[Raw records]
## Start

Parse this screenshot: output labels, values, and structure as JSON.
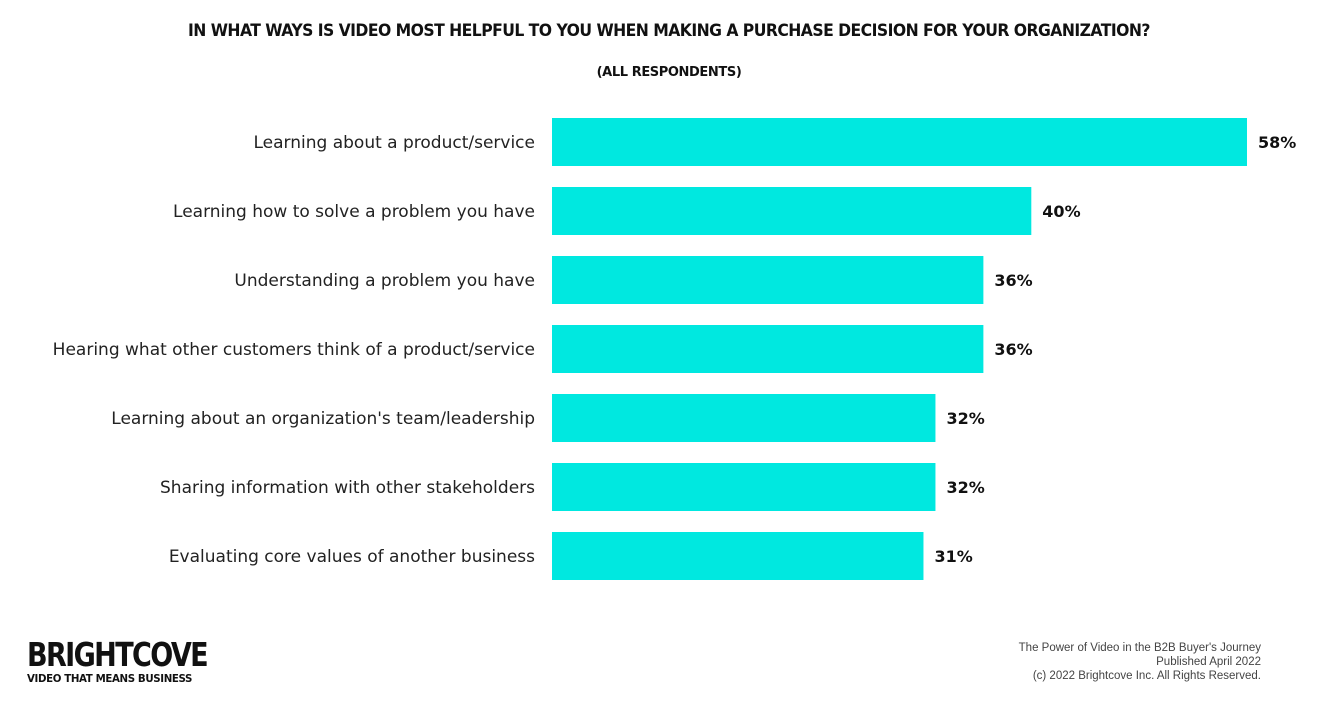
{
  "chart_data": {
    "type": "bar",
    "orientation": "horizontal",
    "title": "IN WHAT WAYS IS VIDEO MOST HELPFUL TO YOU WHEN MAKING A PURCHASE DECISION FOR YOUR ORGANIZATION?",
    "subtitle": "(ALL RESPONDENTS)",
    "categories": [
      "Learning about a product/service",
      "Learning how to solve a problem you have",
      "Understanding a problem you have",
      "Hearing what other customers think of a product/service",
      "Learning about an organization's team/leadership",
      "Sharing information with other stakeholders",
      "Evaluating core values of another business"
    ],
    "values": [
      58,
      40,
      36,
      36,
      32,
      32,
      31
    ],
    "value_labels": [
      "58%",
      "40%",
      "36%",
      "36%",
      "32%",
      "32%",
      "31%"
    ],
    "unit": "%",
    "xlim": [
      0,
      60
    ],
    "grid": false,
    "bar_color": "#00E8E0"
  },
  "brand": {
    "name": "BRIGHTCOVE",
    "tagline": "VIDEO THAT MEANS BUSINESS"
  },
  "footer": {
    "line1": "The Power of Video in the B2B Buyer's Journey",
    "line2": "Published April 2022",
    "line3": "(c) 2022 Brightcove Inc. All Rights Reserved."
  }
}
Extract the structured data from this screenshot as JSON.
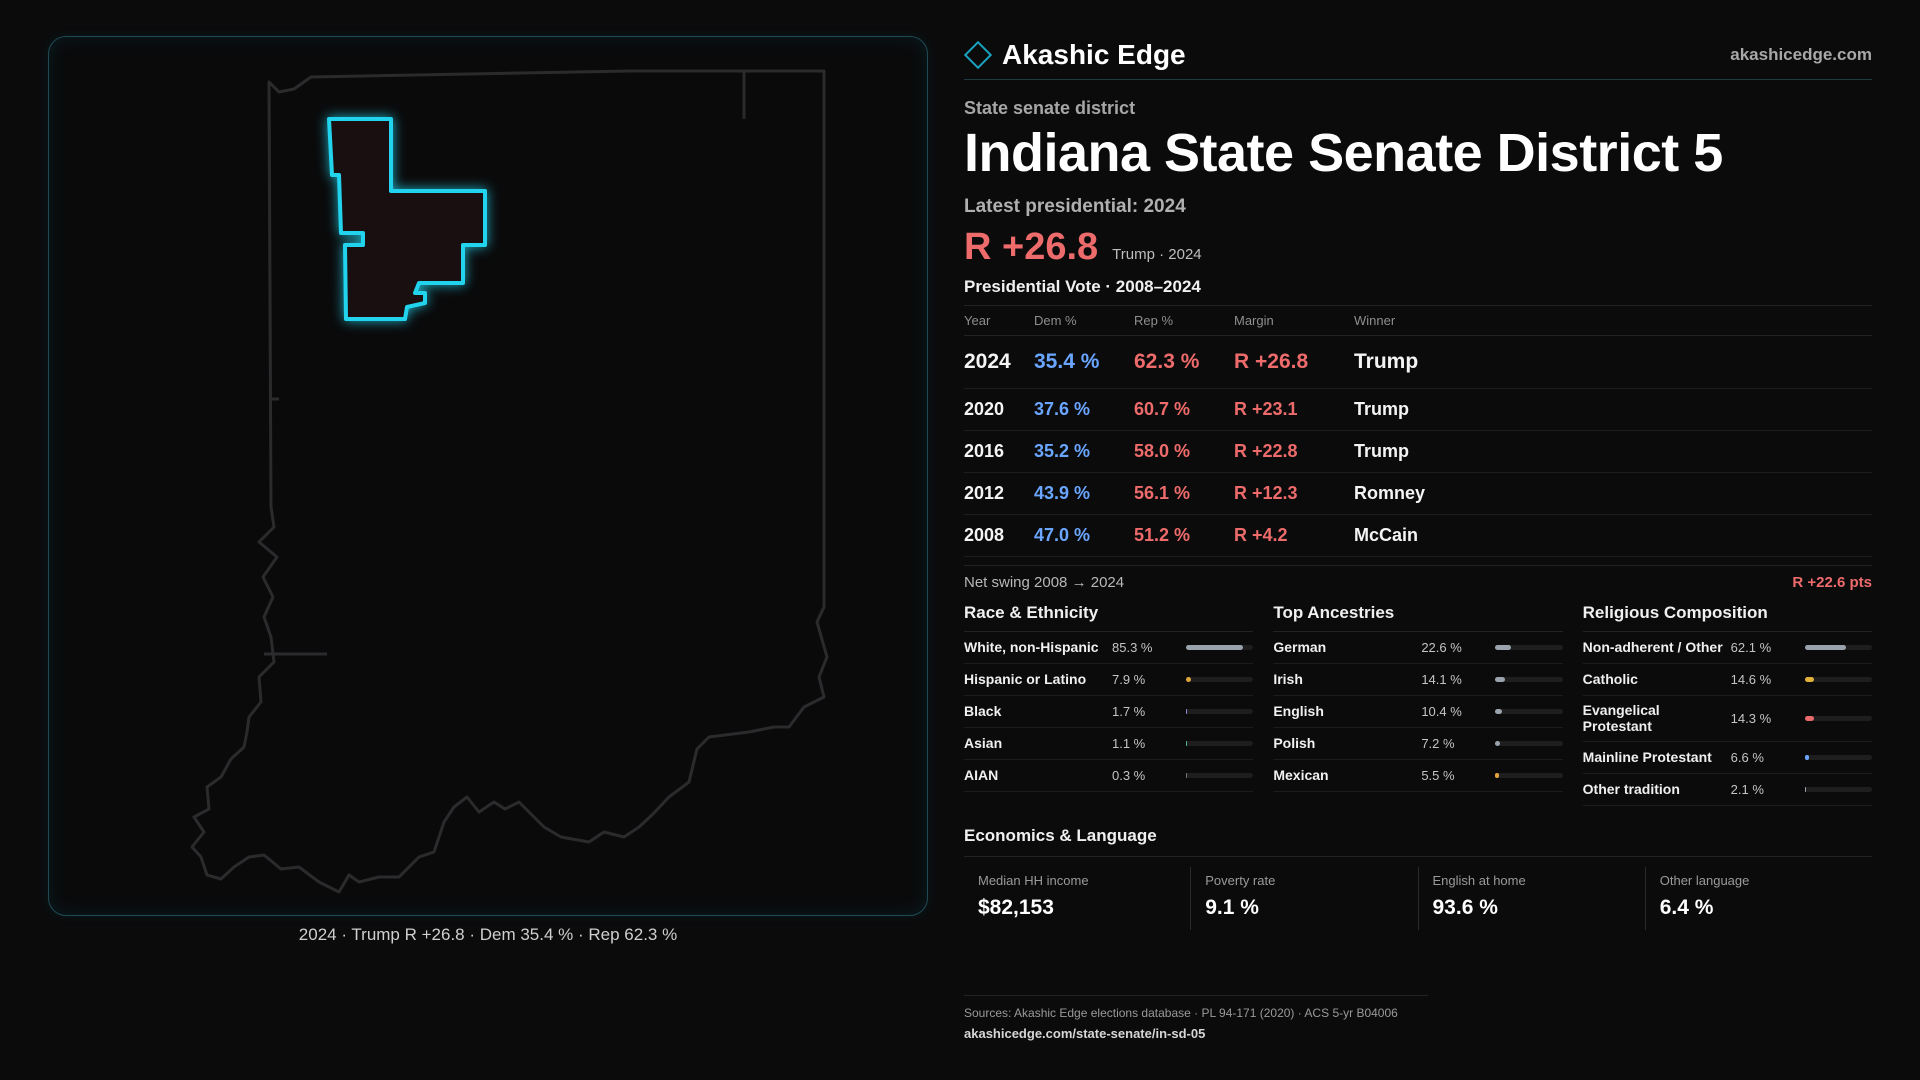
{
  "brand": {
    "name": "Akashic Edge",
    "site": "akashicedge.com",
    "icon": "diamond-icon"
  },
  "kicker": "State senate district",
  "title": "Indiana State Senate District 5",
  "latest_label": "Latest presidential: 2024",
  "headline_margin": "R +26.8",
  "headline_sub": "Trump · 2024",
  "vote_section_label": "Presidential Vote · 2008–2024",
  "vote_table": {
    "headers": [
      "Year",
      "Dem %",
      "Rep %",
      "Margin",
      "Winner"
    ],
    "rows": [
      {
        "year": "2024",
        "dem": "35.4 %",
        "rep": "62.3 %",
        "margin": "R +26.8",
        "winner": "Trump"
      },
      {
        "year": "2020",
        "dem": "37.6 %",
        "rep": "60.7 %",
        "margin": "R +23.1",
        "winner": "Trump"
      },
      {
        "year": "2016",
        "dem": "35.2 %",
        "rep": "58.0 %",
        "margin": "R +22.8",
        "winner": "Trump"
      },
      {
        "year": "2012",
        "dem": "43.9 %",
        "rep": "56.1 %",
        "margin": "R +12.3",
        "winner": "Romney"
      },
      {
        "year": "2008",
        "dem": "47.0 %",
        "rep": "51.2 %",
        "margin": "R +4.2",
        "winner": "McCain"
      }
    ]
  },
  "swing": {
    "label": "Net swing 2008 → 2024",
    "value": "R +22.6 pts"
  },
  "race": {
    "title": "Race & Ethnicity",
    "items": [
      {
        "label": "White, non-Hispanic",
        "value": "85.3 %",
        "share": 0.853,
        "color": "#9aa3ad"
      },
      {
        "label": "Hispanic or Latino",
        "value": "7.9 %",
        "share": 0.079,
        "color": "#e0a63a"
      },
      {
        "label": "Black",
        "value": "1.7 %",
        "share": 0.017,
        "color": "#8a8fd0"
      },
      {
        "label": "Asian",
        "value": "1.1 %",
        "share": 0.011,
        "color": "#4fb38a"
      },
      {
        "label": "AIAN",
        "value": "0.3 %",
        "share": 0.003,
        "color": "#777777"
      }
    ]
  },
  "ancestry": {
    "title": "Top Ancestries",
    "items": [
      {
        "label": "German",
        "value": "22.6 %",
        "share": 0.226,
        "color": "#9aa3ad"
      },
      {
        "label": "Irish",
        "value": "14.1 %",
        "share": 0.141,
        "color": "#9aa3ad"
      },
      {
        "label": "English",
        "value": "10.4 %",
        "share": 0.104,
        "color": "#9aa3ad"
      },
      {
        "label": "Polish",
        "value": "7.2 %",
        "share": 0.072,
        "color": "#9aa3ad"
      },
      {
        "label": "Mexican",
        "value": "5.5 %",
        "share": 0.055,
        "color": "#e0a63a"
      }
    ]
  },
  "religion": {
    "title": "Religious Composition",
    "items": [
      {
        "label": "Non-adherent / Other",
        "value": "62.1 %",
        "share": 0.621,
        "color": "#9aa3ad"
      },
      {
        "label": "Catholic",
        "value": "14.6 %",
        "share": 0.146,
        "color": "#e0b23a"
      },
      {
        "label": "Evangelical Protestant",
        "value": "14.3 %",
        "share": 0.143,
        "color": "#e86a6a"
      },
      {
        "label": "Mainline Protestant",
        "value": "6.6 %",
        "share": 0.066,
        "color": "#6aa6ff"
      },
      {
        "label": "Other tradition",
        "value": "2.1 %",
        "share": 0.021,
        "color": "#9aa3ad"
      }
    ]
  },
  "economics": {
    "title": "Economics & Language",
    "cards": [
      {
        "label": "Median HH income",
        "value": "$82,153"
      },
      {
        "label": "Poverty rate",
        "value": "9.1 %"
      },
      {
        "label": "English at home",
        "value": "93.6 %"
      },
      {
        "label": "Other language",
        "value": "6.4 %"
      }
    ]
  },
  "map_caption": "2024 · Trump R +26.8 · Dem 35.4 % · Rep 62.3 %",
  "sources": {
    "line1": "Sources: Akashic Edge elections database · PL 94-171 (2020) · ACS 5-yr B04006",
    "line2": "akashicedge.com/state-senate/in-sd-05"
  },
  "colors": {
    "dem": "#6aa6ff",
    "rep": "#ee6b6b",
    "district_outline": "#22d3ee"
  }
}
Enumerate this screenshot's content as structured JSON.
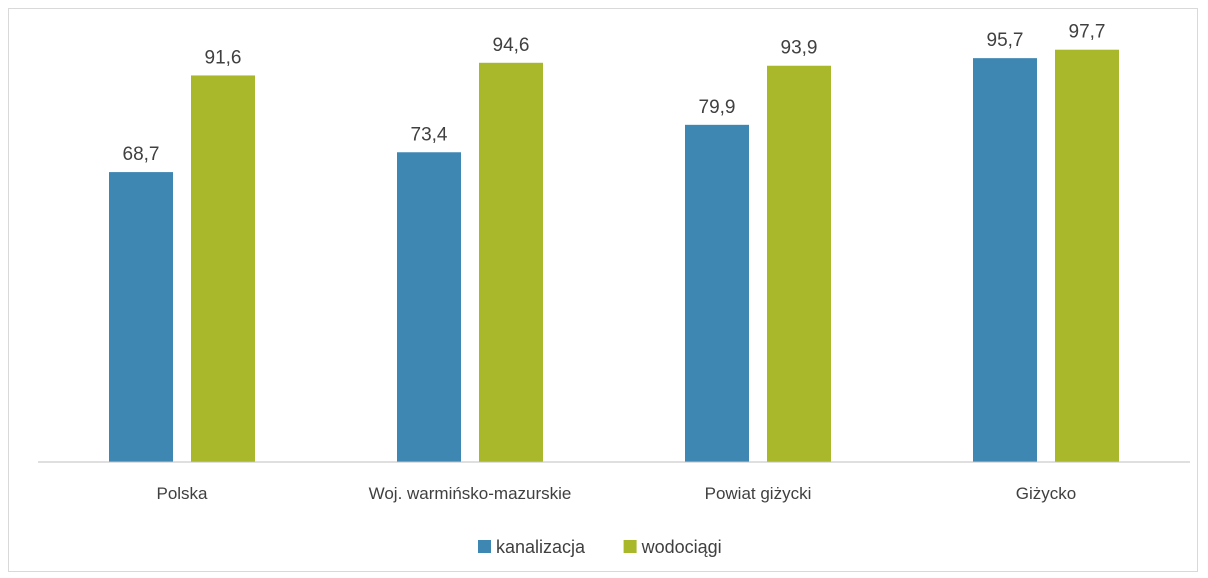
{
  "chart_data": {
    "type": "bar",
    "categories": [
      "Polska",
      "Woj. warmińsko-mazurskie",
      "Powiat giżycki",
      "Giżycko"
    ],
    "series": [
      {
        "name": "kanalizacja",
        "values": [
          68.7,
          73.4,
          79.9,
          95.7
        ],
        "labels": [
          "68,7",
          "73,4",
          "79,9",
          "95,7"
        ],
        "color": "#3F87B3"
      },
      {
        "name": "wodociągi",
        "values": [
          91.6,
          94.6,
          93.9,
          97.7
        ],
        "labels": [
          "91,6",
          "94,6",
          "93,9",
          "97,7"
        ],
        "color": "#A8B82A"
      }
    ],
    "ylim": [
      0,
      100
    ],
    "grid": false,
    "legend": "bottom",
    "title": "",
    "xlabel": "",
    "ylabel": ""
  }
}
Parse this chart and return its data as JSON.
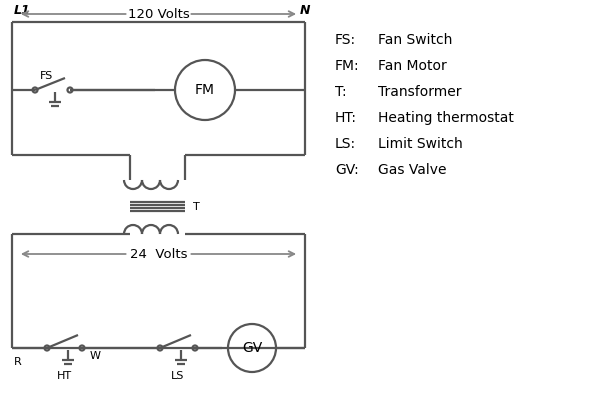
{
  "bg_color": "#ffffff",
  "line_color": "#555555",
  "arrow_color": "#888888",
  "text_color": "#000000",
  "legend_items": [
    [
      "FS:    Fan Switch"
    ],
    [
      "FM:   Fan Motor"
    ],
    [
      "T:       Transformer"
    ],
    [
      "HT:    Heating thermostat"
    ],
    [
      "LS:    Limit Switch"
    ],
    [
      "GV:   Gas Valve"
    ]
  ],
  "legend_abbr": [
    "FS:",
    "FM:",
    "T:",
    "HT:",
    "LS:",
    "GV:"
  ],
  "legend_desc": [
    "Fan Switch",
    "Fan Motor",
    "Transformer",
    "Heating thermostat",
    "Limit Switch",
    "Gas Valve"
  ],
  "labels": {
    "L1": "L1",
    "N": "N",
    "120V": "120 Volts",
    "24V": "24  Volts",
    "FS": "FS",
    "FM": "FM",
    "T": "T",
    "R": "R",
    "W": "W",
    "HT": "HT",
    "LS": "LS",
    "GV": "GV"
  }
}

## End

### REQUIREMENT
Without including any pictures, print each record exactly.

### RESULT BELOW
Parse this screenshot: output labels, values, and structure as JSON.
{
  "chart_data": {
    "type": "bar",
    "orientation": "horizontal",
    "title": "IN WHAT WAYS IS VIDEO MOST HELPFUL TO YOU WHEN MAKING A PURCHASE DECISION FOR YOUR ORGANIZATION?",
    "subtitle": "(ALL RESPONDENTS)",
    "categories": [
      "Learning about a product/service",
      "Learning how to solve a problem you have",
      "Understanding a problem you have",
      "Hearing what other customers think of a product/service",
      "Learning about an organization's team/leadership",
      "Sharing information with other stakeholders",
      "Evaluating core values of another business"
    ],
    "values": [
      58,
      40,
      36,
      36,
      32,
      32,
      31
    ],
    "value_labels": [
      "58%",
      "40%",
      "36%",
      "36%",
      "32%",
      "32%",
      "31%"
    ],
    "unit": "%",
    "xlim": [
      0,
      60
    ],
    "grid": false,
    "bar_color": "#00E8E0"
  },
  "brand": {
    "name": "BRIGHTCOVE",
    "tagline": "VIDEO THAT MEANS BUSINESS"
  },
  "footer": {
    "line1": "The Power of Video in the B2B Buyer's Journey",
    "line2": "Published April 2022",
    "line3": "(c) 2022 Brightcove Inc. All Rights Reserved."
  }
}
Extract the structured data from this screenshot as JSON.
{
  "brand": {
    "name": "Akashic Edge",
    "site": "akashicedge.com",
    "icon": "diamond-icon"
  },
  "kicker": "State senate district",
  "title": "Indiana State Senate District 5",
  "latest_label": "Latest presidential: 2024",
  "headline_margin": "R +26.8",
  "headline_sub": "Trump · 2024",
  "vote_section_label": "Presidential Vote · 2008–2024",
  "vote_table": {
    "headers": [
      "Year",
      "Dem %",
      "Rep %",
      "Margin",
      "Winner"
    ],
    "rows": [
      {
        "year": "2024",
        "dem": "35.4 %",
        "rep": "62.3 %",
        "margin": "R +26.8",
        "winner": "Trump"
      },
      {
        "year": "2020",
        "dem": "37.6 %",
        "rep": "60.7 %",
        "margin": "R +23.1",
        "winner": "Trump"
      },
      {
        "year": "2016",
        "dem": "35.2 %",
        "rep": "58.0 %",
        "margin": "R +22.8",
        "winner": "Trump"
      },
      {
        "year": "2012",
        "dem": "43.9 %",
        "rep": "56.1 %",
        "margin": "R +12.3",
        "winner": "Romney"
      },
      {
        "year": "2008",
        "dem": "47.0 %",
        "rep": "51.2 %",
        "margin": "R +4.2",
        "winner": "McCain"
      }
    ]
  },
  "swing": {
    "label": "Net swing 2008 → 2024",
    "value": "R +22.6 pts"
  },
  "race": {
    "title": "Race & Ethnicity",
    "items": [
      {
        "label": "White, non-Hispanic",
        "value": "85.3 %",
        "share": 0.853,
        "color": "#9aa3ad"
      },
      {
        "label": "Hispanic or Latino",
        "value": "7.9 %",
        "share": 0.079,
        "color": "#e0a63a"
      },
      {
        "label": "Black",
        "value": "1.7 %",
        "share": 0.017,
        "color": "#8a8fd0"
      },
      {
        "label": "Asian",
        "value": "1.1 %",
        "share": 0.011,
        "color": "#4fb38a"
      },
      {
        "label": "AIAN",
        "value": "0.3 %",
        "share": 0.003,
        "color": "#777777"
      }
    ]
  },
  "ancestry": {
    "title": "Top Ancestries",
    "items": [
      {
        "label": "German",
        "value": "22.6 %",
        "share": 0.226,
        "color": "#9aa3ad"
      },
      {
        "label": "Irish",
        "value": "14.1 %",
        "share": 0.141,
        "color": "#9aa3ad"
      },
      {
        "label": "English",
        "value": "10.4 %",
        "share": 0.104,
        "color": "#9aa3ad"
      },
      {
        "label": "Polish",
        "value": "7.2 %",
        "share": 0.072,
        "color": "#9aa3ad"
      },
      {
        "label": "Mexican",
        "value": "5.5 %",
        "share": 0.055,
        "color": "#e0a63a"
      }
    ]
  },
  "religion": {
    "title": "Religious Composition",
    "items": [
      {
        "label": "Non-adherent / Other",
        "value": "62.1 %",
        "share": 0.621,
        "color": "#9aa3ad"
      },
      {
        "label": "Catholic",
        "value": "14.6 %",
        "share": 0.146,
        "color": "#e0b23a"
      },
      {
        "label": "Evangelical Protestant",
        "value": "14.3 %",
        "share": 0.143,
        "color": "#e86a6a"
      },
      {
        "label": "Mainline Protestant",
        "value": "6.6 %",
        "share": 0.066,
        "color": "#6aa6ff"
      },
      {
        "label": "Other tradition",
        "value": "2.1 %",
        "share": 0.021,
        "color": "#9aa3ad"
      }
    ]
  },
  "economics": {
    "title": "Economics & Language",
    "cards": [
      {
        "label": "Median HH income",
        "value": "$82,153"
      },
      {
        "label": "Poverty rate",
        "value": "9.1 %"
      },
      {
        "label": "English at home",
        "value": "93.6 %"
      },
      {
        "label": "Other language",
        "value": "6.4 %"
      }
    ]
  },
  "map_caption": "2024 · Trump R +26.8 · Dem 35.4 % · Rep 62.3 %",
  "sources": {
    "line1": "Sources: Akashic Edge elections database · PL 94-171 (2020) · ACS 5-yr B04006",
    "line2": "akashicedge.com/state-senate/in-sd-05"
  },
  "colors": {
    "dem": "#6aa6ff",
    "rep": "#ee6b6b",
    "district_outline": "#22d3ee"
  }
}
Enumerate this screenshot's content as structured JSON.
{
  "chart_data": {
    "type": "bar",
    "categories": [
      "Polska",
      "Woj. warmińsko-mazurskie",
      "Powiat giżycki",
      "Giżycko"
    ],
    "series": [
      {
        "name": "kanalizacja",
        "values": [
          68.7,
          73.4,
          79.9,
          95.7
        ],
        "labels": [
          "68,7",
          "73,4",
          "79,9",
          "95,7"
        ],
        "color": "#3F87B3"
      },
      {
        "name": "wodociągi",
        "values": [
          91.6,
          94.6,
          93.9,
          97.7
        ],
        "labels": [
          "91,6",
          "94,6",
          "93,9",
          "97,7"
        ],
        "color": "#A8B82A"
      }
    ],
    "ylim": [
      0,
      100
    ],
    "grid": false,
    "legend": "bottom",
    "title": "",
    "xlabel": "",
    "ylabel": ""
  }
}
Parse this chart and return its data as JSON.
{
  "bg_color": "#ffffff",
  "line_color": "#555555",
  "arrow_color": "#888888",
  "text_color": "#000000",
  "legend_items": [
    [
      "FS:    Fan Switch"
    ],
    [
      "FM:   Fan Motor"
    ],
    [
      "T:       Transformer"
    ],
    [
      "HT:    Heating thermostat"
    ],
    [
      "LS:    Limit Switch"
    ],
    [
      "GV:   Gas Valve"
    ]
  ],
  "legend_abbr": [
    "FS:",
    "FM:",
    "T:",
    "HT:",
    "LS:",
    "GV:"
  ],
  "legend_desc": [
    "Fan Switch",
    "Fan Motor",
    "Transformer",
    "Heating thermostat",
    "Limit Switch",
    "Gas Valve"
  ],
  "labels": {
    "L1": "L1",
    "N": "N",
    "120V": "120 Volts",
    "24V": "24  Volts",
    "FS": "FS",
    "FM": "FM",
    "T": "T",
    "R": "R",
    "W": "W",
    "HT": "HT",
    "LS": "LS",
    "GV": "GV"
  }
}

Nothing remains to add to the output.